Exercise
List each line of the data that holds the string "grid".

______

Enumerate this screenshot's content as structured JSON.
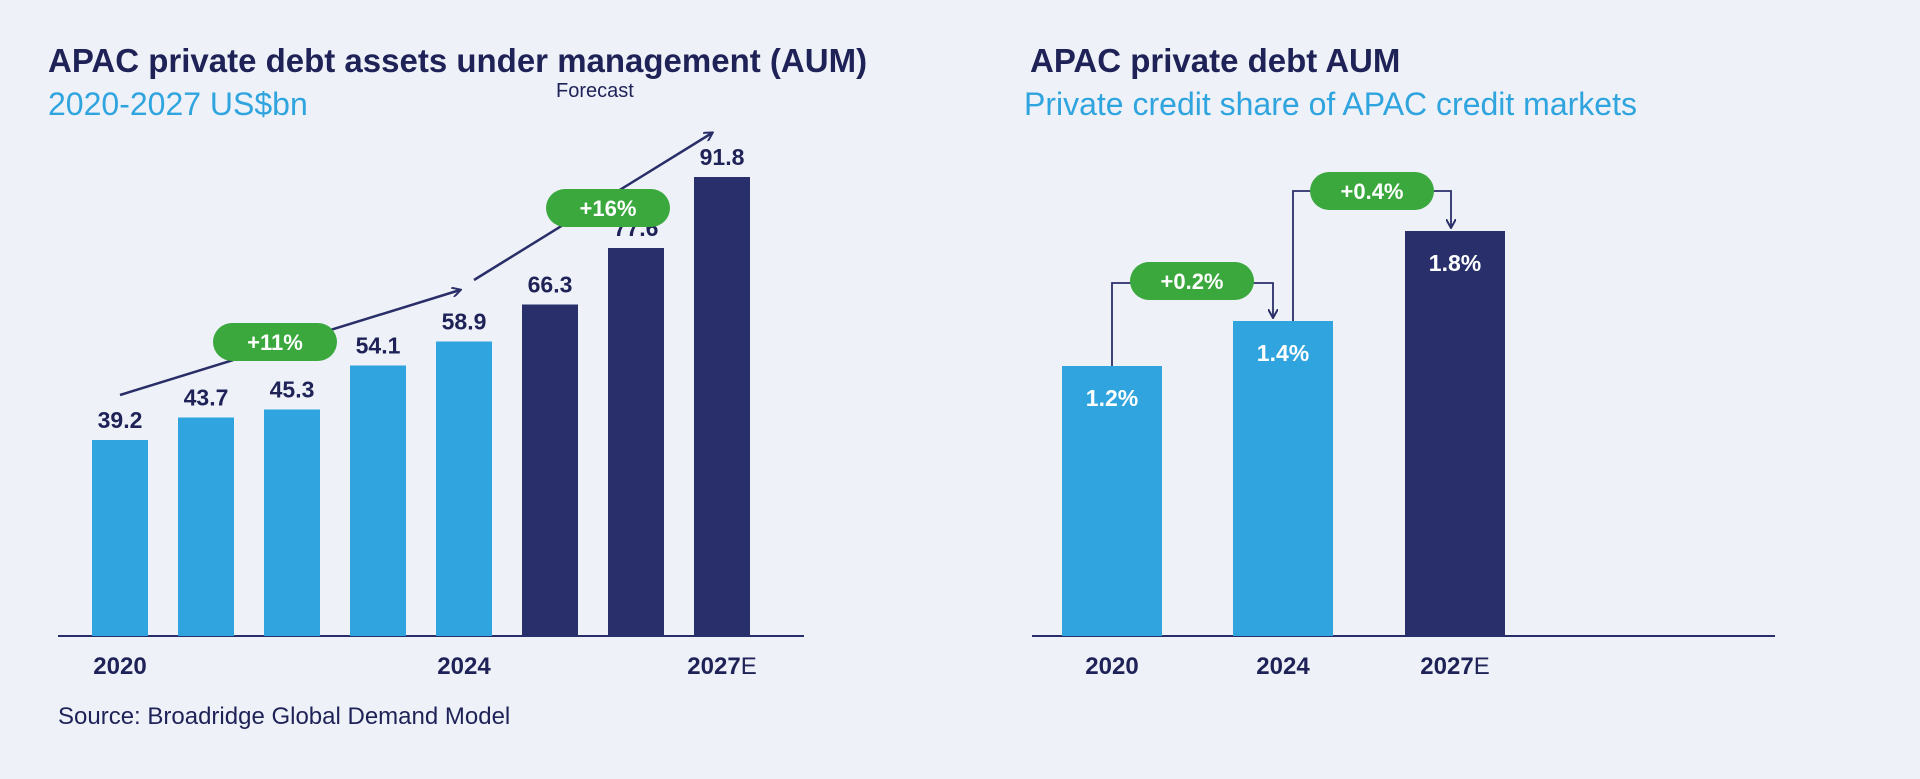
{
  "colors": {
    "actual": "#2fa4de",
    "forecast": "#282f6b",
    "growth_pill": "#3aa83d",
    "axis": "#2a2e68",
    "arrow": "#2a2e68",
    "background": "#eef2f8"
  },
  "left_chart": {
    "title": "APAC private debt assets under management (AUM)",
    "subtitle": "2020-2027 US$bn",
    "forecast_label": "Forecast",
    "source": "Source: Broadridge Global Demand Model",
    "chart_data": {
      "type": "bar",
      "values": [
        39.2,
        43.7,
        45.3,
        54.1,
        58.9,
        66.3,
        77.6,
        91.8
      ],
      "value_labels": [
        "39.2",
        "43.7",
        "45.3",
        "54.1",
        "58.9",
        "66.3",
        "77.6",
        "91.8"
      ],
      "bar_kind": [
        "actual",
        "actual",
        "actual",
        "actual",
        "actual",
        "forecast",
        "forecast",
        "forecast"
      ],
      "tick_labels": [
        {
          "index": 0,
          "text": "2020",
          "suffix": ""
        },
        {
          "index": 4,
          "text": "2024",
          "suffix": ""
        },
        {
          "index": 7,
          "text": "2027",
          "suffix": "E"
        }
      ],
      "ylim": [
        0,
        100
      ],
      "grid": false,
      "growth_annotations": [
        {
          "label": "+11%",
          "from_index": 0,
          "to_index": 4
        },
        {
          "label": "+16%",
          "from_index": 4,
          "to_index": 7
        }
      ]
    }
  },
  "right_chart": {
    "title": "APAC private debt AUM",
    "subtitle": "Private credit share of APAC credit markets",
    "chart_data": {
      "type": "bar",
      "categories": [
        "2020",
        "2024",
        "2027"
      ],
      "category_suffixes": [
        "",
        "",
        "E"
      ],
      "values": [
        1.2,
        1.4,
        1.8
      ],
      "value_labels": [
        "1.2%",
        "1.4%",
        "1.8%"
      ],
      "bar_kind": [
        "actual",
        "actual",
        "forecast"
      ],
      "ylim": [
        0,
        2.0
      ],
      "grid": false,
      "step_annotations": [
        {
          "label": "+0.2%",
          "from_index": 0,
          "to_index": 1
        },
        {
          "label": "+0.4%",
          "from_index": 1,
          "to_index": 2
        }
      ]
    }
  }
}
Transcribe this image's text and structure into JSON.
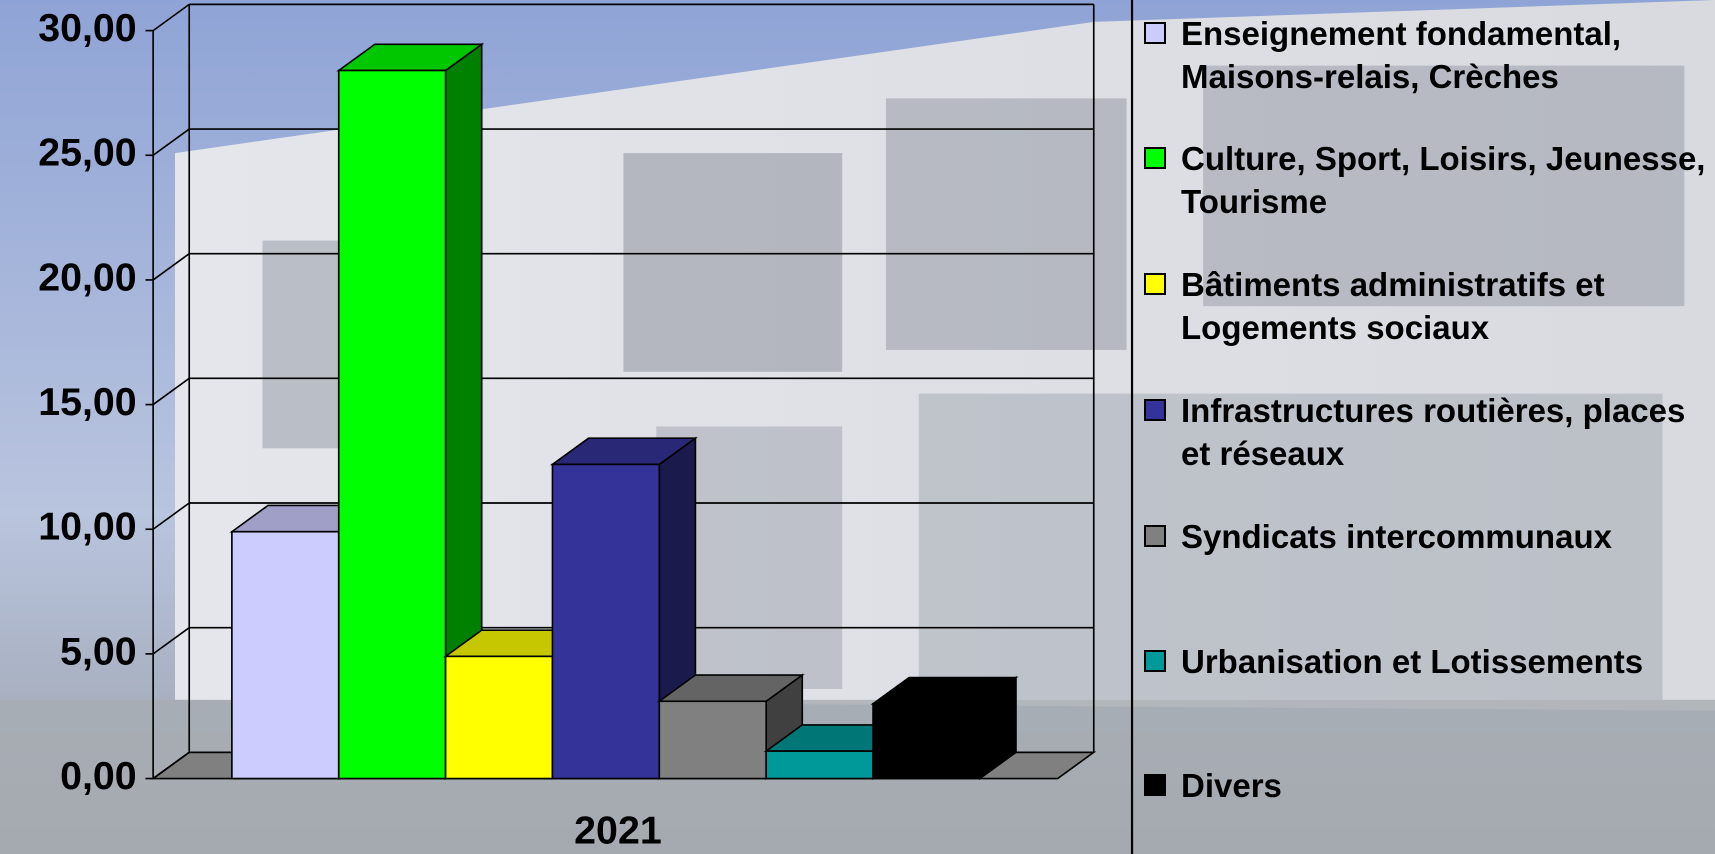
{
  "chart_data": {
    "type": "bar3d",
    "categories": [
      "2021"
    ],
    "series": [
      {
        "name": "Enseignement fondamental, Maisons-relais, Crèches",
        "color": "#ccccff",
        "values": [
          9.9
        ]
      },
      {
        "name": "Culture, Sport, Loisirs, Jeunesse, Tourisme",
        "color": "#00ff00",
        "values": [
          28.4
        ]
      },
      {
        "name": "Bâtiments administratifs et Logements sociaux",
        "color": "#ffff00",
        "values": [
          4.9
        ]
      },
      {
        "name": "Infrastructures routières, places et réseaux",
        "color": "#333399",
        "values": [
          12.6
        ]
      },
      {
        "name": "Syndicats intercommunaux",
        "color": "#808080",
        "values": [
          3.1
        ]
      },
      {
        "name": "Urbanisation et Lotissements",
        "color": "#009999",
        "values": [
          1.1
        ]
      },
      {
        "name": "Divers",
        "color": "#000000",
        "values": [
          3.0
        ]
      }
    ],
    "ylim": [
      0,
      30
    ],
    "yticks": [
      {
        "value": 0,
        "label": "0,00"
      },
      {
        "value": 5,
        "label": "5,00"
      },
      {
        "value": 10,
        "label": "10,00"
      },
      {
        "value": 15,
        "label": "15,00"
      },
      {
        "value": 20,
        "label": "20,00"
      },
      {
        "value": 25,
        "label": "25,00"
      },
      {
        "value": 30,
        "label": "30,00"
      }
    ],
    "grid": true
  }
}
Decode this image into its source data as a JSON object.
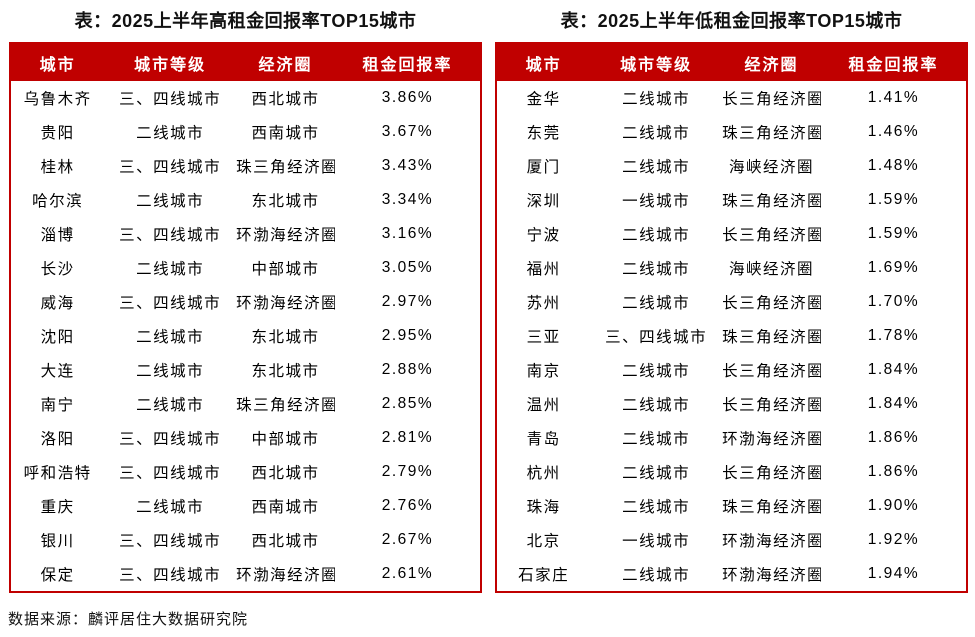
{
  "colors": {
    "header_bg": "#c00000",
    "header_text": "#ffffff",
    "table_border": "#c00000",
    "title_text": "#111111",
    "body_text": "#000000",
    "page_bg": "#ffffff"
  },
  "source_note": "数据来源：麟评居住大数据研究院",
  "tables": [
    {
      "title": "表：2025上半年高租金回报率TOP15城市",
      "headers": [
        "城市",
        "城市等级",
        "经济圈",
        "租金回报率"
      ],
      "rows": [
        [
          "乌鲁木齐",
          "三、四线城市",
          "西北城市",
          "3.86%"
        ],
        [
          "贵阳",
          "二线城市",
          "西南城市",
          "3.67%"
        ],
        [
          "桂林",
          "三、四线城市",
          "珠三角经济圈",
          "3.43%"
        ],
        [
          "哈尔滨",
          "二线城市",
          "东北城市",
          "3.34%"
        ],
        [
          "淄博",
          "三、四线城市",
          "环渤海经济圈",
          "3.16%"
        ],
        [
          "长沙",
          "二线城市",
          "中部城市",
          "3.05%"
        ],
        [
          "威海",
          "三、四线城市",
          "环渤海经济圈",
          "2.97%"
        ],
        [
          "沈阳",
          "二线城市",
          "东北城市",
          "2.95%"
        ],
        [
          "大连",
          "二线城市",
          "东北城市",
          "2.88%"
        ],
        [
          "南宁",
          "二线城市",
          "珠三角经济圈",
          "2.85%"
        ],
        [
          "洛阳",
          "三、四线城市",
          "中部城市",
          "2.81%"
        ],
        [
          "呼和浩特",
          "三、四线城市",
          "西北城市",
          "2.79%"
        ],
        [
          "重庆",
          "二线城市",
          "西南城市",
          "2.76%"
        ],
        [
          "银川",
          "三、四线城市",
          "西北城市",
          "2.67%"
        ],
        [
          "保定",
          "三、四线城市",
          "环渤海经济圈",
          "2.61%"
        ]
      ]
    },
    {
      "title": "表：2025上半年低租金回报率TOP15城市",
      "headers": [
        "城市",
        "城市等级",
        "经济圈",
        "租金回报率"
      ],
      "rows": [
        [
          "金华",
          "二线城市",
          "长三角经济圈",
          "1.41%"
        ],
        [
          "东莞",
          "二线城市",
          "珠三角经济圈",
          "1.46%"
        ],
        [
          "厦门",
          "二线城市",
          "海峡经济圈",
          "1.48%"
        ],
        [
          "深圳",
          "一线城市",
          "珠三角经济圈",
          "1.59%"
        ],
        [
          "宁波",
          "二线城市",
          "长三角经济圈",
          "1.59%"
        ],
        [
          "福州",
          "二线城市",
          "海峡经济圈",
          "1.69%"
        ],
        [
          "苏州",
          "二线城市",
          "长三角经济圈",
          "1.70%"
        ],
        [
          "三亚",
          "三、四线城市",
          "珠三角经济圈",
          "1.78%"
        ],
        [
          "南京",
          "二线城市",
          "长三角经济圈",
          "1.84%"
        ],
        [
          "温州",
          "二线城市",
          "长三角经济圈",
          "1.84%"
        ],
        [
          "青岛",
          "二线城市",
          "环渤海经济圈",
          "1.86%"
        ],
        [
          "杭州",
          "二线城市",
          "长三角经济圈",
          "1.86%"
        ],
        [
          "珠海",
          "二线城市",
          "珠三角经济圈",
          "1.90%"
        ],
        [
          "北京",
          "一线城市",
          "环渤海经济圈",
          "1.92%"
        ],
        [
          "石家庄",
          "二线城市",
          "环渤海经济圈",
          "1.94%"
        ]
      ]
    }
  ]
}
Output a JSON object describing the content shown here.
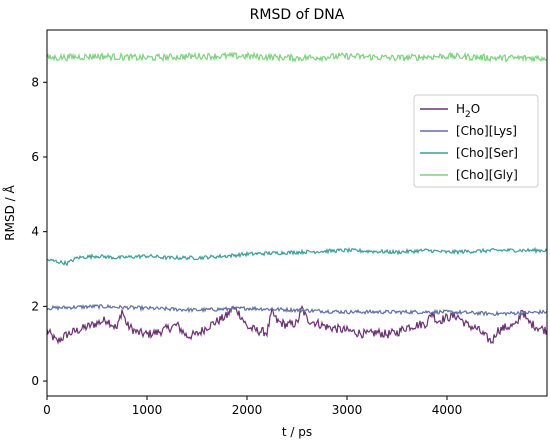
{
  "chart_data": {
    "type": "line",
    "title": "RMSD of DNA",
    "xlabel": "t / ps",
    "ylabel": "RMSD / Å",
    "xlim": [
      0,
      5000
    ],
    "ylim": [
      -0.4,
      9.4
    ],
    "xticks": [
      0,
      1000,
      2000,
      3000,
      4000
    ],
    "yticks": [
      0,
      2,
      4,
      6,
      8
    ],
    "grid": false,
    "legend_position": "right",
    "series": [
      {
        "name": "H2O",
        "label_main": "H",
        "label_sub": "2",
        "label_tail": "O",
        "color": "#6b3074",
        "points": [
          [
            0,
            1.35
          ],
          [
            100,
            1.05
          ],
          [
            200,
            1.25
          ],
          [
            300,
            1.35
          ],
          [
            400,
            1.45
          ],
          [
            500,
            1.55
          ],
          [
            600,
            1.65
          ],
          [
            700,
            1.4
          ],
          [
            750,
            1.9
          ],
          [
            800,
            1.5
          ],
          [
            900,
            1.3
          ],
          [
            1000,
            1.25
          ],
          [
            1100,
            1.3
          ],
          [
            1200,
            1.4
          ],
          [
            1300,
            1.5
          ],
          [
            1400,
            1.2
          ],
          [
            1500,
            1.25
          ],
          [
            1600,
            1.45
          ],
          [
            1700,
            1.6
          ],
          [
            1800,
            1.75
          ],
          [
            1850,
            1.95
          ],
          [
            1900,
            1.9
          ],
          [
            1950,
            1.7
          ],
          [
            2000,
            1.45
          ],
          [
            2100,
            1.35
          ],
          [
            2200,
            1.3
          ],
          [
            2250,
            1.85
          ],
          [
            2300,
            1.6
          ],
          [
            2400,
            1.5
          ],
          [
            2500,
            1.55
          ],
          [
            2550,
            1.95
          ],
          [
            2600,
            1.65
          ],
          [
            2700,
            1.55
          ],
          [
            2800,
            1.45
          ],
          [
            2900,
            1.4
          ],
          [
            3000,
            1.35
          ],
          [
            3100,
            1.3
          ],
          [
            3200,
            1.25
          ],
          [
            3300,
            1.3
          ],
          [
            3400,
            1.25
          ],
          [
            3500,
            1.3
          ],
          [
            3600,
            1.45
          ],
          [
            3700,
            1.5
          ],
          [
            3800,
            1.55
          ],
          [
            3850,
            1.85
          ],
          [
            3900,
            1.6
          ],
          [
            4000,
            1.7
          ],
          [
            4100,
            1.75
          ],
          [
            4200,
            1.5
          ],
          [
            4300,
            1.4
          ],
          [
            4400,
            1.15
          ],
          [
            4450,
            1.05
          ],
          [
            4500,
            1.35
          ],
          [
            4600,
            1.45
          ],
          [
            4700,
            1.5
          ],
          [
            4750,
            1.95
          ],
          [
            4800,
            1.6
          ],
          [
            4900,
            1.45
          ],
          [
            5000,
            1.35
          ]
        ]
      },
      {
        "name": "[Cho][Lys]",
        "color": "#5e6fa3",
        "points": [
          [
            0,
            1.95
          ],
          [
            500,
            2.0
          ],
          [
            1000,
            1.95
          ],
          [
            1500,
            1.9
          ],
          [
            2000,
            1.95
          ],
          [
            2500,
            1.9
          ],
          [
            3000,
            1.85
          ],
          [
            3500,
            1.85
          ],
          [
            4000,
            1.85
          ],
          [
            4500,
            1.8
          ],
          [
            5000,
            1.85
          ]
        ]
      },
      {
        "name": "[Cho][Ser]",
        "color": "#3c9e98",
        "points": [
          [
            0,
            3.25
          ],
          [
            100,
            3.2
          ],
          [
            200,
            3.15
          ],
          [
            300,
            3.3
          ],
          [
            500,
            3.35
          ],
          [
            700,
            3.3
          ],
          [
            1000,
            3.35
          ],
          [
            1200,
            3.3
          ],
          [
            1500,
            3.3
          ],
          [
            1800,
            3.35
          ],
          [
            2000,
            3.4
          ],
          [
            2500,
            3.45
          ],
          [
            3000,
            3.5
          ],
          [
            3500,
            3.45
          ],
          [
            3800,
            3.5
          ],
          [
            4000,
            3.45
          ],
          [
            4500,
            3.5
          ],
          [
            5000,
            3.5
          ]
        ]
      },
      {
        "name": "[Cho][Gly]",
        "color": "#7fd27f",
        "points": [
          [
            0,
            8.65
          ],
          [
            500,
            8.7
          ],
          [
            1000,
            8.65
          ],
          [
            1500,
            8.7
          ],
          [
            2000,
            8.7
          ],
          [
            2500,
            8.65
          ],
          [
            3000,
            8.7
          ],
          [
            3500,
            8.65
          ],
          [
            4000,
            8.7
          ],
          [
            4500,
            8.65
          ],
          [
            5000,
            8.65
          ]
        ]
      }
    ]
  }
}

______

Solution to the exercise
      "grid": false,
      "grid": false,
    "grid": true
    "grid": false,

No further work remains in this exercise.